[BEGIN]

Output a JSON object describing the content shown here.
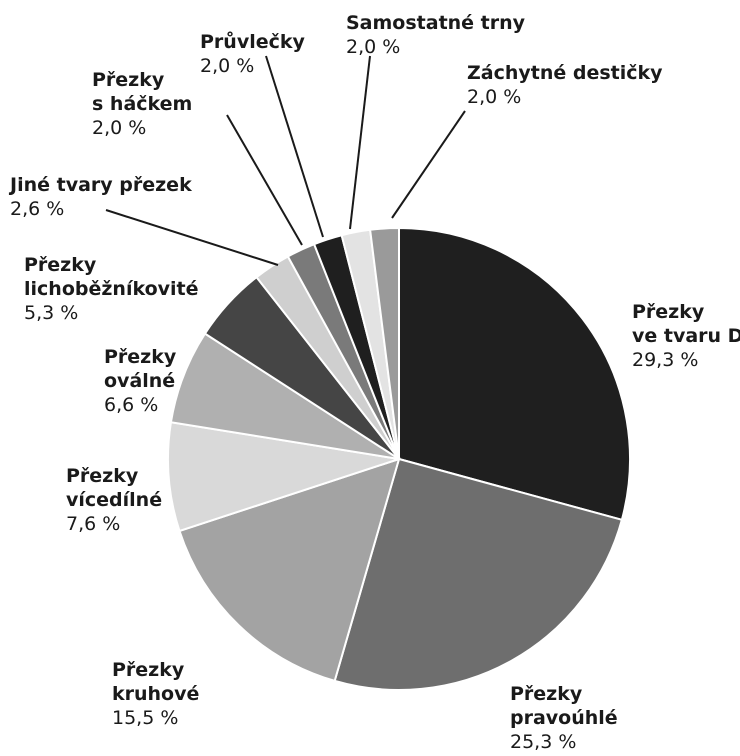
{
  "chart_data": {
    "type": "pie",
    "slices": [
      {
        "name_lines": [
          "Přezky",
          "ve tvaru D"
        ],
        "value": 29.3,
        "value_label": "29,3 %",
        "color": "#1f1f1f"
      },
      {
        "name_lines": [
          "Přezky",
          "pravoúhlé"
        ],
        "value": 25.3,
        "value_label": "25,3 %",
        "color": "#6e6e6e"
      },
      {
        "name_lines": [
          "Přezky",
          "kruhové"
        ],
        "value": 15.5,
        "value_label": "15,5 %",
        "color": "#a3a3a3"
      },
      {
        "name_lines": [
          "Přezky",
          "vícedílné"
        ],
        "value": 7.6,
        "value_label": "7,6 %",
        "color": "#d9d9d9"
      },
      {
        "name_lines": [
          "Přezky",
          "oválné"
        ],
        "value": 6.6,
        "value_label": "6,6 %",
        "color": "#b0b0b0"
      },
      {
        "name_lines": [
          "Přezky",
          "lichoběžníkovité"
        ],
        "value": 5.3,
        "value_label": "5,3 %",
        "color": "#454545"
      },
      {
        "name_lines": [
          "Jiné tvary přezek"
        ],
        "value": 2.6,
        "value_label": "2,6 %",
        "color": "#cfcfcf"
      },
      {
        "name_lines": [
          "Přezky",
          "s háčkem"
        ],
        "value": 2.0,
        "value_label": "2,0 %",
        "color": "#7a7a7a"
      },
      {
        "name_lines": [
          "Průvlečky"
        ],
        "value": 2.0,
        "value_label": "2,0 %",
        "color": "#1f1f1f"
      },
      {
        "name_lines": [
          "Samostatné trny"
        ],
        "value": 2.0,
        "value_label": "2,0 %",
        "color": "#e3e3e3"
      },
      {
        "name_lines": [
          "Záchytné destičky"
        ],
        "value": 2.0,
        "value_label": "2,0 %",
        "color": "#9a9a9a"
      }
    ]
  }
}
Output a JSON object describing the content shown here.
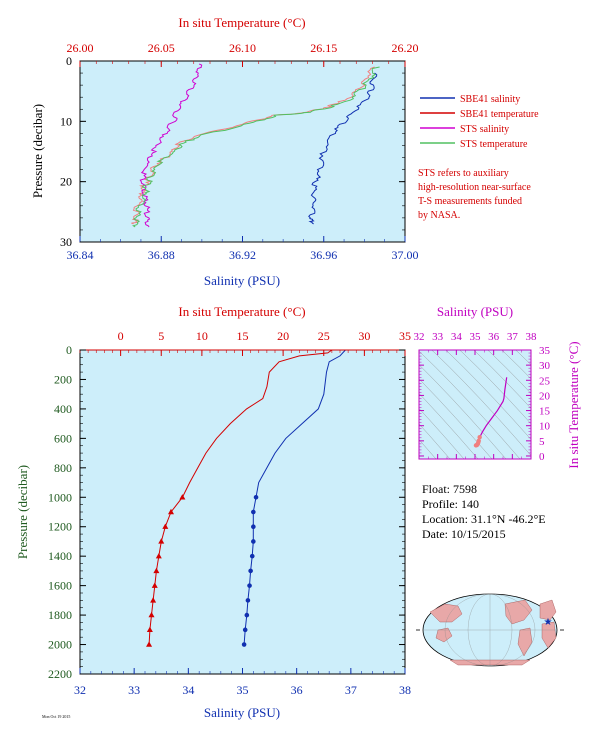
{
  "top_chart": {
    "top_axis_label": "In situ Temperature (°C)",
    "bottom_axis_label": "Salinity (PSU)",
    "y_axis_label": "Pressure (decibar)",
    "legend": [
      "SBE41 salinity",
      "SBE41 temperature",
      "STS salinity",
      "STS temperature"
    ],
    "note": [
      "STS refers to auxiliary",
      "high-resolution near-surface",
      "T-S measurements funded",
      "by NASA."
    ]
  },
  "bottom_chart": {
    "top_axis_label": "In situ Temperature (°C)",
    "bottom_axis_label": "Salinity (PSU)",
    "y_axis_label": "Pressure (decibar)"
  },
  "ts_chart": {
    "top_axis_label": "Salinity (PSU)",
    "right_axis_label": "In situ Temperature (°C)"
  },
  "float_info": {
    "float": "Float:  7598",
    "profile": "Profile:  140",
    "location": "Location:  31.1°N  -46.2°E",
    "date": "Date:  10/15/2015"
  },
  "footer_stamp": "Mon Oct 19 2015",
  "colors": {
    "sbe_salinity": "#1030b0",
    "sbe_temperature": "#d40000",
    "sts_salinity": "#d000d0",
    "sts_temperature": "#50c060",
    "sts_temp_light": "#f08080",
    "plot_bg": "#cdeefa"
  },
  "chart_data": [
    {
      "type": "line",
      "title": "",
      "xlabel": "Salinity (PSU)",
      "x2label": "In situ Temperature (°C)",
      "ylabel": "Pressure (decibar)",
      "xlim": [
        36.84,
        37.0
      ],
      "x2lim": [
        26.0,
        26.2
      ],
      "ylim": [
        30,
        0
      ],
      "x_ticks": [
        "36.84",
        "36.88",
        "36.92",
        "36.96",
        "37.00"
      ],
      "x2_ticks": [
        "26.00",
        "26.05",
        "26.10",
        "26.15",
        "26.20"
      ],
      "y_ticks": [
        "0",
        "10",
        "20",
        "30"
      ],
      "series": [
        {
          "name": "SBE41 salinity",
          "axis": "salinity",
          "points": [
            [
              36.985,
              2
            ],
            [
              36.984,
              4
            ],
            [
              36.982,
              6
            ],
            [
              36.976,
              8
            ],
            [
              36.97,
              10
            ],
            [
              36.965,
              12
            ],
            [
              36.96,
              15
            ],
            [
              36.958,
              18
            ],
            [
              36.956,
              20
            ],
            [
              36.955,
              22
            ],
            [
              36.955,
              24
            ],
            [
              36.954,
              26
            ],
            [
              36.955,
              27
            ]
          ]
        },
        {
          "name": "SBE41 temperature",
          "axis": "temperature",
          "points": [
            [
              26.18,
              1
            ],
            [
              26.176,
              3
            ],
            [
              26.17,
              5
            ],
            [
              26.16,
              7
            ],
            [
              26.14,
              8.5
            ],
            [
              26.12,
              9
            ],
            [
              26.1,
              10.5
            ],
            [
              26.07,
              12.5
            ],
            [
              26.06,
              14
            ],
            [
              26.055,
              15.5
            ],
            [
              26.047,
              17
            ],
            [
              26.043,
              19
            ],
            [
              26.04,
              20.5
            ],
            [
              26.039,
              22
            ],
            [
              26.036,
              24
            ],
            [
              26.034,
              26
            ],
            [
              26.033,
              27
            ]
          ]
        },
        {
          "name": "STS salinity",
          "axis": "salinity",
          "points": [
            [
              36.9,
              0.5
            ],
            [
              36.898,
              2
            ],
            [
              36.896,
              4
            ],
            [
              36.892,
              6
            ],
            [
              36.888,
              8
            ],
            [
              36.886,
              10
            ],
            [
              36.882,
              12
            ],
            [
              36.878,
              14
            ],
            [
              36.874,
              16
            ],
            [
              36.872,
              18
            ],
            [
              36.871,
              20
            ],
            [
              36.872,
              22
            ],
            [
              36.873,
              24
            ],
            [
              36.873,
              26
            ],
            [
              36.874,
              27.5
            ]
          ]
        },
        {
          "name": "STS temperature",
          "axis": "temperature",
          "points": [
            [
              26.182,
              1
            ],
            [
              26.178,
              3
            ],
            [
              26.172,
              5
            ],
            [
              26.162,
              7
            ],
            [
              26.142,
              8.5
            ],
            [
              26.122,
              9
            ],
            [
              26.102,
              10.5
            ],
            [
              26.072,
              12.5
            ],
            [
              26.062,
              14
            ],
            [
              26.056,
              15.5
            ],
            [
              26.048,
              17
            ],
            [
              26.044,
              19
            ],
            [
              26.041,
              20.5
            ],
            [
              26.04,
              22
            ],
            [
              26.037,
              24
            ],
            [
              26.035,
              26
            ],
            [
              26.034,
              27.5
            ]
          ]
        }
      ]
    },
    {
      "type": "line",
      "title": "",
      "xlabel": "Salinity (PSU)",
      "x2label": "In situ Temperature (°C)",
      "ylabel": "Pressure (decibar)",
      "xlim": [
        32,
        38
      ],
      "x2lim": [
        -5,
        35
      ],
      "ylim": [
        2200,
        0
      ],
      "x_ticks": [
        "32",
        "33",
        "34",
        "35",
        "36",
        "37",
        "38"
      ],
      "x2_ticks": [
        "0",
        "5",
        "10",
        "15",
        "20",
        "25",
        "30",
        "35"
      ],
      "y_ticks": [
        "0",
        "200",
        "400",
        "600",
        "800",
        "1000",
        "1200",
        "1400",
        "1600",
        "1800",
        "2000",
        "2200"
      ],
      "series": [
        {
          "name": "SBE41 salinity",
          "axis": "salinity",
          "points": [
            [
              36.9,
              0
            ],
            [
              36.8,
              40
            ],
            [
              36.6,
              80
            ],
            [
              36.55,
              150
            ],
            [
              36.5,
              300
            ],
            [
              36.4,
              400
            ],
            [
              36.1,
              500
            ],
            [
              35.8,
              600
            ],
            [
              35.6,
              700
            ],
            [
              35.45,
              800
            ],
            [
              35.3,
              900
            ],
            [
              35.25,
              1000
            ],
            [
              35.2,
              1100
            ],
            [
              35.2,
              1200
            ],
            [
              35.2,
              1300
            ],
            [
              35.18,
              1400
            ],
            [
              35.15,
              1500
            ],
            [
              35.13,
              1600
            ],
            [
              35.1,
              1700
            ],
            [
              35.08,
              1800
            ],
            [
              35.05,
              1900
            ],
            [
              35.03,
              2000
            ]
          ]
        },
        {
          "name": "SBE41 temperature",
          "axis": "temperature",
          "points": [
            [
              26.0,
              0
            ],
            [
              25.5,
              20
            ],
            [
              22,
              40
            ],
            [
              19.5,
              80
            ],
            [
              18.3,
              150
            ],
            [
              18.0,
              250
            ],
            [
              17.5,
              330
            ],
            [
              15.5,
              400
            ],
            [
              13.5,
              500
            ],
            [
              11.8,
              600
            ],
            [
              10.5,
              700
            ],
            [
              9.5,
              800
            ],
            [
              8.5,
              900
            ],
            [
              7.6,
              1000
            ],
            [
              6.2,
              1100
            ],
            [
              5.5,
              1200
            ],
            [
              5.0,
              1300
            ],
            [
              4.7,
              1400
            ],
            [
              4.4,
              1500
            ],
            [
              4.2,
              1600
            ],
            [
              4.0,
              1700
            ],
            [
              3.8,
              1800
            ],
            [
              3.6,
              1900
            ],
            [
              3.5,
              2000
            ]
          ]
        }
      ]
    },
    {
      "type": "scatter",
      "title": "",
      "xlabel": "Salinity (PSU)",
      "ylabel": "In situ Temperature (°C)",
      "xlim": [
        32,
        38
      ],
      "ylim": [
        -1,
        35
      ],
      "x_ticks": [
        "32",
        "33",
        "34",
        "35",
        "36",
        "37",
        "38"
      ],
      "y_ticks": [
        "0",
        "5",
        "10",
        "15",
        "20",
        "25",
        "30",
        "35"
      ],
      "points": [
        [
          36.7,
          26
        ],
        [
          36.6,
          22
        ],
        [
          36.55,
          19
        ],
        [
          36.5,
          18
        ],
        [
          36.2,
          15
        ],
        [
          35.9,
          12.5
        ],
        [
          35.6,
          10
        ],
        [
          35.4,
          8
        ],
        [
          35.25,
          6.2
        ],
        [
          35.2,
          5
        ],
        [
          35.18,
          4.5
        ],
        [
          35.15,
          4
        ],
        [
          35.1,
          3.6
        ],
        [
          35.05,
          3.5
        ]
      ]
    }
  ]
}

[END]

Report each line in the preceding entries that holds the string "Pressure".

    "y_axis_label": "Pressure (decibar)",
    "y_axis_label": "Pressure (decibar)"
      "ylabel": "Pressure (decibar)",
      "ylabel": "Pressure (decibar)",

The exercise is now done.